> _Task objective_
Below is a block of records; repeat each one exactly.

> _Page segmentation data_
======

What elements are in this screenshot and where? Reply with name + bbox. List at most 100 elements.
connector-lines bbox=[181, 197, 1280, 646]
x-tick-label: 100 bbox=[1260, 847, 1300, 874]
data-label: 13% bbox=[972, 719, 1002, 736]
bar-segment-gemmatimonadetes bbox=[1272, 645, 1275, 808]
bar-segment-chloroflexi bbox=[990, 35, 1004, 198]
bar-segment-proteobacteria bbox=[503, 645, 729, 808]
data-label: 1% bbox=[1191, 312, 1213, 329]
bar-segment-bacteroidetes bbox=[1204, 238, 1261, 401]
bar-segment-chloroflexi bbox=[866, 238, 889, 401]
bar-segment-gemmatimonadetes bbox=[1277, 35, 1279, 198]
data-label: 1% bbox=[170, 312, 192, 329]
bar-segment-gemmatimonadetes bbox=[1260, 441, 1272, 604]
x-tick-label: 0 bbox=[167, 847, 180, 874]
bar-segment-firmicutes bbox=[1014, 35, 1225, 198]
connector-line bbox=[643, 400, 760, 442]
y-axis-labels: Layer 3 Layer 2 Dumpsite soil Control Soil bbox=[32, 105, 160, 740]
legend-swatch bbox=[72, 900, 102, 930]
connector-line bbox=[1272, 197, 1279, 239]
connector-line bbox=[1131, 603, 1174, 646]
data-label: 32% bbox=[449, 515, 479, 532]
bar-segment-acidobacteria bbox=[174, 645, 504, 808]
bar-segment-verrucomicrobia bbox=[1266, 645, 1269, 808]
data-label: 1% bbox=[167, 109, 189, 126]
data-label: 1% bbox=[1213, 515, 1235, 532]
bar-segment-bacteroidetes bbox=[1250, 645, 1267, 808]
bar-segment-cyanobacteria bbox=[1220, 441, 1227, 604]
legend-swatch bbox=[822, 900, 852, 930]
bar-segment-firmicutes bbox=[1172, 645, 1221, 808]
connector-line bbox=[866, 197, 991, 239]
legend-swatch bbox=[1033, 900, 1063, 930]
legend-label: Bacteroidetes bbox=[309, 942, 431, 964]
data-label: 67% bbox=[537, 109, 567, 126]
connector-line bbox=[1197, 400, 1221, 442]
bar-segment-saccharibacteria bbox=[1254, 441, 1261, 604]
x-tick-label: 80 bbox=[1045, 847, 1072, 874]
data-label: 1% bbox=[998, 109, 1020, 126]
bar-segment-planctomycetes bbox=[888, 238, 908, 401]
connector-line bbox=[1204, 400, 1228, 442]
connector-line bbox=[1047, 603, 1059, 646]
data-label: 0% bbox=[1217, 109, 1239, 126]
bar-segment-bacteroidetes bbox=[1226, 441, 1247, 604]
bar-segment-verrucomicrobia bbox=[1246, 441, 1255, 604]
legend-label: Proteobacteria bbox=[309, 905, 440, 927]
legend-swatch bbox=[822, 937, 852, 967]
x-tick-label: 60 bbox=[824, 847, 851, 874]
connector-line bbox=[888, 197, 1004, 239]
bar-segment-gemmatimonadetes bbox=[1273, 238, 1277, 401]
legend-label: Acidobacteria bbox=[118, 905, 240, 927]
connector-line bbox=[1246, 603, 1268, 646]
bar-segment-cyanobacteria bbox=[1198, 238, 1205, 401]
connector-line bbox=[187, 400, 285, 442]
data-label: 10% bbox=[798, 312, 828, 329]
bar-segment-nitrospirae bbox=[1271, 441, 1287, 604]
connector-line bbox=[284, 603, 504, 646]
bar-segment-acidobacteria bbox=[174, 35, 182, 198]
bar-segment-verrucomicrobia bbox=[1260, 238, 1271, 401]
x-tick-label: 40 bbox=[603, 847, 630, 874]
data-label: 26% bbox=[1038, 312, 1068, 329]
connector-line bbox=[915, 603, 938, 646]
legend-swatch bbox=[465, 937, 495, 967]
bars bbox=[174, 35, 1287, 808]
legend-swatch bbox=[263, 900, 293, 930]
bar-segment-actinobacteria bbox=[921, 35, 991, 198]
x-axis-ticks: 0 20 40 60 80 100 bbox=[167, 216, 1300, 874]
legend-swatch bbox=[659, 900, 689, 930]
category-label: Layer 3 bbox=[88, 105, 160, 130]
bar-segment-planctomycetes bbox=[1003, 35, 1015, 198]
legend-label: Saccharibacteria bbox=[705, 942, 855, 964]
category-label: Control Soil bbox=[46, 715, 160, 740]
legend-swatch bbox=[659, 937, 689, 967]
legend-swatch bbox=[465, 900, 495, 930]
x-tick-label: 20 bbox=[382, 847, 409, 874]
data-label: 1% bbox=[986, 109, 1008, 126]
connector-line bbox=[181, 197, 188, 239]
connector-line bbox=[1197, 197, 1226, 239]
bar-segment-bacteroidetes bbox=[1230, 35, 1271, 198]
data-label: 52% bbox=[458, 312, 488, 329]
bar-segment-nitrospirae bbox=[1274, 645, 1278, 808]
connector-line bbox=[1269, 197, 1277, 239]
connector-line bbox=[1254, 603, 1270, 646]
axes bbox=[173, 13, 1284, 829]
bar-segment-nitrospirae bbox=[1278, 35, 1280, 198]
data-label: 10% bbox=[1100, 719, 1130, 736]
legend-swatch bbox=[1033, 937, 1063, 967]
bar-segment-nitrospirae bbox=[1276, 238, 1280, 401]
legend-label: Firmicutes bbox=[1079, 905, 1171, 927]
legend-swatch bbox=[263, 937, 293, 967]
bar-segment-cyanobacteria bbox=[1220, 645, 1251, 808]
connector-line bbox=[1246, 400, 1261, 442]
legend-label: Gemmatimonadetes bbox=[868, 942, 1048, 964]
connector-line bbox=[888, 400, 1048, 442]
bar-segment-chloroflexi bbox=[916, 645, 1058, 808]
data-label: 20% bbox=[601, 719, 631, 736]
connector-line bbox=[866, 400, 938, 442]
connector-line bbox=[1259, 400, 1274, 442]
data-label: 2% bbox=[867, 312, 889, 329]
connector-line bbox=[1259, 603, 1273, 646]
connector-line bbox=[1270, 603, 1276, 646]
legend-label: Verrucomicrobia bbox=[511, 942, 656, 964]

======

> _Task solution_
What elements are in this screenshot and where? Reply with name + bbox. List at most 100 elements.
connector-lines bbox=[181, 197, 1280, 646]
x-tick-label: 100 bbox=[1260, 847, 1300, 874]
data-label: 13% bbox=[972, 719, 1002, 736]
bar-segment-gemmatimonadetes bbox=[1272, 645, 1275, 808]
bar-segment-chloroflexi bbox=[990, 35, 1004, 198]
bar-segment-proteobacteria bbox=[503, 645, 729, 808]
data-label: 1% bbox=[1191, 312, 1213, 329]
bar-segment-bacteroidetes bbox=[1204, 238, 1261, 401]
bar-segment-chloroflexi bbox=[866, 238, 889, 401]
bar-segment-gemmatimonadetes bbox=[1277, 35, 1279, 198]
data-label: 1% bbox=[170, 312, 192, 329]
bar-segment-gemmatimonadetes bbox=[1260, 441, 1272, 604]
x-tick-label: 0 bbox=[167, 847, 180, 874]
bar-segment-firmicutes bbox=[1014, 35, 1225, 198]
connector-line bbox=[643, 400, 760, 442]
y-axis-labels: Layer 3 Layer 2 Dumpsite soil Control Soil bbox=[32, 105, 160, 740]
legend-swatch bbox=[72, 900, 102, 930]
connector-line bbox=[1272, 197, 1279, 239]
connector-line bbox=[1131, 603, 1174, 646]
data-label: 32% bbox=[449, 515, 479, 532]
bar-segment-acidobacteria bbox=[174, 645, 504, 808]
bar-segment-verrucomicrobia bbox=[1266, 645, 1269, 808]
data-label: 1% bbox=[167, 109, 189, 126]
data-label: 1% bbox=[1213, 515, 1235, 532]
bar-segment-bacteroidetes bbox=[1250, 645, 1267, 808]
bar-segment-cyanobacteria bbox=[1220, 441, 1227, 604]
legend-swatch bbox=[822, 900, 852, 930]
bar-segment-firmicutes bbox=[1172, 645, 1221, 808]
connector-line bbox=[866, 197, 991, 239]
legend-swatch bbox=[1033, 900, 1063, 930]
legend-label: Bacteroidetes bbox=[309, 942, 431, 964]
data-label: 67% bbox=[537, 109, 567, 126]
connector-line bbox=[1197, 400, 1221, 442]
bar-segment-saccharibacteria bbox=[1254, 441, 1261, 604]
x-tick-label: 80 bbox=[1045, 847, 1072, 874]
data-label: 1% bbox=[998, 109, 1020, 126]
bar-segment-planctomycetes bbox=[888, 238, 908, 401]
connector-line bbox=[1204, 400, 1228, 442]
connector-line bbox=[1047, 603, 1059, 646]
data-label: 0% bbox=[1217, 109, 1239, 126]
bar-segment-bacteroidetes bbox=[1226, 441, 1247, 604]
bar-segment-verrucomicrobia bbox=[1246, 441, 1255, 604]
legend-label: Proteobacteria bbox=[309, 905, 440, 927]
legend-swatch bbox=[822, 937, 852, 967]
x-tick-label: 60 bbox=[824, 847, 851, 874]
connector-line bbox=[888, 197, 1004, 239]
bar-segment-gemmatimonadetes bbox=[1273, 238, 1277, 401]
legend-label: Acidobacteria bbox=[118, 905, 240, 927]
connector-line bbox=[1246, 603, 1268, 646]
bar-segment-cyanobacteria bbox=[1198, 238, 1205, 401]
connector-line bbox=[187, 400, 285, 442]
data-label: 10% bbox=[798, 312, 828, 329]
bar-segment-nitrospirae bbox=[1271, 441, 1287, 604]
connector-line bbox=[284, 603, 504, 646]
bar-segment-acidobacteria bbox=[174, 35, 182, 198]
bar-segment-verrucomicrobia bbox=[1260, 238, 1271, 401]
x-tick-label: 40 bbox=[603, 847, 630, 874]
data-label: 26% bbox=[1038, 312, 1068, 329]
connector-line bbox=[915, 603, 938, 646]
legend-swatch bbox=[465, 937, 495, 967]
bars bbox=[174, 35, 1287, 808]
legend-swatch bbox=[263, 900, 293, 930]
bar-segment-actinobacteria bbox=[921, 35, 991, 198]
x-axis-ticks: 0 20 40 60 80 100 bbox=[167, 216, 1300, 874]
legend-swatch bbox=[659, 900, 689, 930]
category-label: Layer 3 bbox=[88, 105, 160, 130]
bar-segment-planctomycetes bbox=[1003, 35, 1015, 198]
legend-label: Saccharibacteria bbox=[705, 942, 855, 964]
category-label: Control Soil bbox=[46, 715, 160, 740]
legend-swatch bbox=[659, 937, 689, 967]
legend-swatch bbox=[465, 900, 495, 930]
x-tick-label: 20 bbox=[382, 847, 409, 874]
data-label: 1% bbox=[986, 109, 1008, 126]
connector-line bbox=[181, 197, 188, 239]
connector-line bbox=[1197, 197, 1226, 239]
bar-segment-bacteroidetes bbox=[1230, 35, 1271, 198]
data-label: 52% bbox=[458, 312, 488, 329]
bar-segment-nitrospirae bbox=[1274, 645, 1278, 808]
connector-line bbox=[1269, 197, 1277, 239]
connector-line bbox=[1254, 603, 1270, 646]
axes bbox=[173, 13, 1284, 829]
bar-segment-nitrospirae bbox=[1278, 35, 1280, 198]
data-label: 10% bbox=[1100, 719, 1130, 736]
legend-swatch bbox=[1033, 937, 1063, 967]
bar-segment-nitrospirae bbox=[1276, 238, 1280, 401]
legend-label: Firmicutes bbox=[1079, 905, 1171, 927]
legend-swatch bbox=[263, 937, 293, 967]
bar-segment-cyanobacteria bbox=[1220, 645, 1251, 808]
connector-line bbox=[1246, 400, 1261, 442]
legend-label: Gemmatimonadetes bbox=[868, 942, 1048, 964]
connector-line bbox=[888, 400, 1048, 442]
bar-segment-chloroflexi bbox=[916, 645, 1058, 808]
data-label: 20% bbox=[601, 719, 631, 736]
connector-line bbox=[866, 400, 938, 442]
connector-line bbox=[1259, 400, 1274, 442]
data-label: 2% bbox=[867, 312, 889, 329]
connector-line bbox=[1259, 603, 1273, 646]
connector-line bbox=[1270, 603, 1276, 646]
legend-label: Verrucomicrobia bbox=[511, 942, 656, 964]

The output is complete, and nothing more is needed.